Asthma–COPD overlap syndrome (ACOS), defined by recent studies^16–19 as a condition that includes clinical features of both asthma and COPD, affects 5%–55% of COPD patients.²⁰ In asthma, bronchial hyperresponsiveness is related to eosinophilic airway inflammation;²¹ both Spanish and ATS criteria included blood eosinophil level as a minor criterion for ACOS.^17,19 Because previous studies of the eosinophil count in COPD did not exclude patients with ACOS,^5,12,22 we assumed that the role of the peripheral eosinophil count may have been exaggerated.

In this study, we investigated whether the peripheral eosinophil count can predict clinical outcomes in cases of moderate-to-severe AECOPD, forced expiratory volume in 1 second (FEV₁) changes per year, and response to ICS/long-acting beta agonist (LABA) in patients with non-ACOS COPD.

Records supplied →
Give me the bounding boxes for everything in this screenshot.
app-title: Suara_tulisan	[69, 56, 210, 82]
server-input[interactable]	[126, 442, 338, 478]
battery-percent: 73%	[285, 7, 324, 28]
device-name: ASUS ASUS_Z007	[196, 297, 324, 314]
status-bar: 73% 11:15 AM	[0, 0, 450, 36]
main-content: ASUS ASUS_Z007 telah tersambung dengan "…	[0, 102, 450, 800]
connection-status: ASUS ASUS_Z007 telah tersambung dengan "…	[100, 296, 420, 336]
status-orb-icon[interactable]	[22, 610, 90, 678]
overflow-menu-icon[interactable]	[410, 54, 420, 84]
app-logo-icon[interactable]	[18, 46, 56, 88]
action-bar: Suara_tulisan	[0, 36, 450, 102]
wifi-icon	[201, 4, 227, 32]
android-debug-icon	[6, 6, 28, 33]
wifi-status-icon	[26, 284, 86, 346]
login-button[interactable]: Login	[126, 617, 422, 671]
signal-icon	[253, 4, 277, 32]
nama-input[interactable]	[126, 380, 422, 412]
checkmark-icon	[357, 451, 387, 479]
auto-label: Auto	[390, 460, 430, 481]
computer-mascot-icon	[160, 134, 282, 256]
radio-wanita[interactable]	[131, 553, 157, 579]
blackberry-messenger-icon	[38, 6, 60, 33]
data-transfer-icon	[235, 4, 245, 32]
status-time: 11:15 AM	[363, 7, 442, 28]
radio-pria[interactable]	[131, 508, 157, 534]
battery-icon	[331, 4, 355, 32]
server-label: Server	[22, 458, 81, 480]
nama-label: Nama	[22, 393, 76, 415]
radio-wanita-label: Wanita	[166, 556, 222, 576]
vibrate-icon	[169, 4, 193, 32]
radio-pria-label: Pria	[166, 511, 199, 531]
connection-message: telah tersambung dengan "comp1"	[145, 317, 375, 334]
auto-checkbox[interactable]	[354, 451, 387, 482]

Activity → Could you continue the passage on blood eosinophil counts in COPD, picking up after its final sentence?

Response for this exercise →
Patients and methods

Patients and study design

The Korean COPD Subtype Study (KOCOSS) is an ongoing, prospective, observational COPD cohort study investigating the epidemiological characteristics and subtypes of COPD. Nationwide, 28 hospitals are participating in South Korea (NCT02800499); a more detailed description of the cohort is available elsewhere.²³ Briefly, patients were eligible if they were aged >40 years, had post-bronchodilator FEV₁/forced vital capacity <0.7, and had smoked >10 years. Final data were assessed on June 28, 2016.

ACOS was defined according to Spanish criteria¹⁹ as follows: 1) previously treated or diagnosed with asthma; 2) strongly positive bronchodilator response: FEV₁ increase >15% and 400 mL compared with pre-bronchodilator values; 3) previous history of atopy, allergic rhinitis, or atopic dermatitis; 4) blood eosinophil percentage >5%; and 5) a positive bronchodilator response: 12% and a 200-mL increase in FEV₁. In this analysis, criterion (5) was defined for a single visit because KOCOSS data were collected at the annual visit. A diagnosis of ACOS required meeting at least one major or two minor criteria.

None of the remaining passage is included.